REQUIREMENTS - Reproduce every line of the listing as written, apart from the pictures.

Data records:
- - - - -
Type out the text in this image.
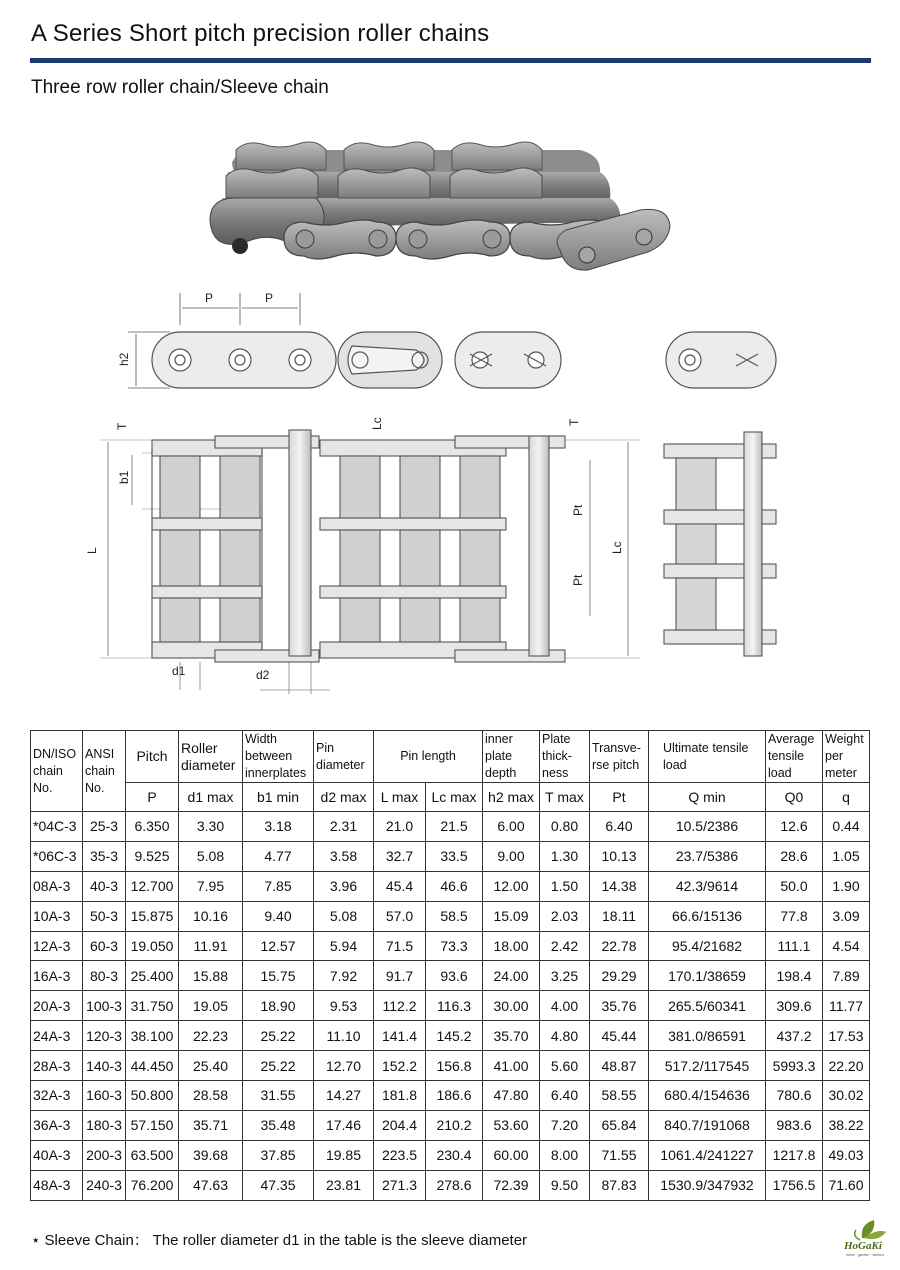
A Series Short pitch precision roller chains
Three row roller chain/Sleeve chain
P	P
h2
T	Lc	T
b1
L
Pt
Lc
Pt
d1	d2
DN/ISO chain No.	ANSI chain No.	Pitch	Roller diameter	Width between innerplates	Pin diameter	Pin length		inner plate depth	Plate thick-ness	Transve-rse pitch	Ultimate tensile load	Average tensile load	Weight per meter
		P	d1 max	b1 min	d2 max	L max	Lc max	h2 max	T max	Pt	Q min	Q0	q
*04C-3	25-3	6.350	3.30	3.18	2.31	21.0	21.5	6.00	0.80	6.40	10.5/2386	12.6	0.44
*06C-3	35-3	9.525	5.08	4.77	3.58	32.7	33.5	9.00	1.30	10.13	23.7/5386	28.6	1.05
08A-3	40-3	12.700	7.95	7.85	3.96	45.4	46.6	12.00	1.50	14.38	42.3/9614	50.0	1.90
10A-3	50-3	15.875	10.16	9.40	5.08	57.0	58.5	15.09	2.03	18.11	66.6/15136	77.8	3.09
12A-3	60-3	19.050	11.91	12.57	5.94	71.5	73.3	18.00	2.42	22.78	95.4/21682	111.1	4.54
16A-3	80-3	25.400	15.88	15.75	7.92	91.7	93.6	24.00	3.25	29.29	170.1/38659	198.4	7.89
20A-3	100-3	31.750	19.05	18.90	9.53	112.2	116.3	30.00	4.00	35.76	265.5/60341	309.6	11.77
24A-3	120-3	38.100	22.23	25.22	11.10	141.4	145.2	35.70	4.80	45.44	381.0/86591	437.2	17.53
28A-3	140-3	44.450	25.40	25.22	12.70	152.2	156.8	41.00	5.60	48.87	517.2/117545	5993.3	22.20
32A-3	160-3	50.800	28.58	31.55	14.27	181.8	186.6	47.80	6.40	58.55	680.4/154636	780.6	30.02
36A-3	180-3	57.150	35.71	35.48	17.46	204.4	210.2	53.60	7.20	65.84	840.7/191068	983.6	38.22
40A-3	200-3	63.500	39.68	37.85	19.85	223.5	230.4	60.00	8.00	71.55	1061.4/241227	1217.8	49.03
48A-3	240-3	76.200	47.63	47.35	23.81	271.3	278.6	72.39	9.50	87.83	1530.9/347932	1756.5	71.60
⋆ Sleeve Chain： The roller diameter d1 in the table is the sleeve diameter	HoGaKi
home · garden · kitchen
- - - - -
COMPLETED TASK -
Type out the text in this image.
A Series Short pitch precision roller chains
Three row roller chain/Sleeve chain
P	P
h2
T	Lc	T
b1
L
Pt
Lc
Pt
d1	d2
DN/ISO chain No.	ANSI chain No.	Pitch	Roller diameter	Width between innerplates	Pin diameter	Pin length		inner plate depth	Plate thick-ness	Transve-rse pitch	Ultimate tensile load	Average tensile load	Weight per meter
		P	d1 max	b1 min	d2 max	L max	Lc max	h2 max	T max	Pt	Q min	Q0	q
*04C-3	25-3	6.350	3.30	3.18	2.31	21.0	21.5	6.00	0.80	6.40	10.5/2386	12.6	0.44
*06C-3	35-3	9.525	5.08	4.77	3.58	32.7	33.5	9.00	1.30	10.13	23.7/5386	28.6	1.05
08A-3	40-3	12.700	7.95	7.85	3.96	45.4	46.6	12.00	1.50	14.38	42.3/9614	50.0	1.90
10A-3	50-3	15.875	10.16	9.40	5.08	57.0	58.5	15.09	2.03	18.11	66.6/15136	77.8	3.09
12A-3	60-3	19.050	11.91	12.57	5.94	71.5	73.3	18.00	2.42	22.78	95.4/21682	111.1	4.54
16A-3	80-3	25.400	15.88	15.75	7.92	91.7	93.6	24.00	3.25	29.29	170.1/38659	198.4	7.89
20A-3	100-3	31.750	19.05	18.90	9.53	112.2	116.3	30.00	4.00	35.76	265.5/60341	309.6	11.77
24A-3	120-3	38.100	22.23	25.22	11.10	141.4	145.2	35.70	4.80	45.44	381.0/86591	437.2	17.53
28A-3	140-3	44.450	25.40	25.22	12.70	152.2	156.8	41.00	5.60	48.87	517.2/117545	5993.3	22.20
32A-3	160-3	50.800	28.58	31.55	14.27	181.8	186.6	47.80	6.40	58.55	680.4/154636	780.6	30.02
36A-3	180-3	57.150	35.71	35.48	17.46	204.4	210.2	53.60	7.20	65.84	840.7/191068	983.6	38.22
40A-3	200-3	63.500	39.68	37.85	19.85	223.5	230.4	60.00	8.00	71.55	1061.4/241227	1217.8	49.03
48A-3	240-3	76.200	47.63	47.35	23.81	271.3	278.6	72.39	9.50	87.83	1530.9/347932	1756.5	71.60
⋆ Sleeve Chain： The roller diameter d1 in the table is the sleeve diameter	HoGaKi
home · garden · kitchen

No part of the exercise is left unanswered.